Data records:

--------------------------------

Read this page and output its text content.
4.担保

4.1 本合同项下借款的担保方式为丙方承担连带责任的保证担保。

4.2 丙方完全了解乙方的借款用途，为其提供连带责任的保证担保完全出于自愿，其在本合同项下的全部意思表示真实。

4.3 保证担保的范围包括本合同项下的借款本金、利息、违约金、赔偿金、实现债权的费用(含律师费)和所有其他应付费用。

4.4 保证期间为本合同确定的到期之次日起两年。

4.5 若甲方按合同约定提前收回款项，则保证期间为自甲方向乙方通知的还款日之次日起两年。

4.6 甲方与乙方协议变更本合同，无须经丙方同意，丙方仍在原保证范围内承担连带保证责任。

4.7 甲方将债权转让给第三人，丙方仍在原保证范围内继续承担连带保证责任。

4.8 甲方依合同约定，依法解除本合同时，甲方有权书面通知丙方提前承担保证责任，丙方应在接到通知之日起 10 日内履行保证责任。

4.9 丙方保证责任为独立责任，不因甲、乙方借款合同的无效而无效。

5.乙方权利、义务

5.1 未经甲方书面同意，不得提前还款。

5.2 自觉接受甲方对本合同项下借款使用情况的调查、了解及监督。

--------------------------------

** WRITTEN INSTRUCTION **
Once more, set down the full listing, verbatim.

** RESPONSE TO THIS EXERCISE **
Read this page and output its text content.
4.担保

4.1 本合同项下借款的担保方式为丙方承担连带责任的保证担保。

4.2 丙方完全了解乙方的借款用途，为其提供连带责任的保证担保完全出于自愿，其在本合同项下的全部意思表示真实。

4.3 保证担保的范围包括本合同项下的借款本金、利息、违约金、赔偿金、实现债权的费用(含律师费)和所有其他应付费用。

4.4 保证期间为本合同确定的到期之次日起两年。

4.5 若甲方按合同约定提前收回款项，则保证期间为自甲方向乙方通知的还款日之次日起两年。

4.6 甲方与乙方协议变更本合同，无须经丙方同意，丙方仍在原保证范围内承担连带保证责任。

4.7 甲方将债权转让给第三人，丙方仍在原保证范围内继续承担连带保证责任。

4.8 甲方依合同约定，依法解除本合同时，甲方有权书面通知丙方提前承担保证责任，丙方应在接到通知之日起 10 日内履行保证责任。

4.9 丙方保证责任为独立责任，不因甲、乙方借款合同的无效而无效。

5.乙方权利、义务

5.1 未经甲方书面同意，不得提前还款。

5.2 自觉接受甲方对本合同项下借款使用情况的调查、了解及监督。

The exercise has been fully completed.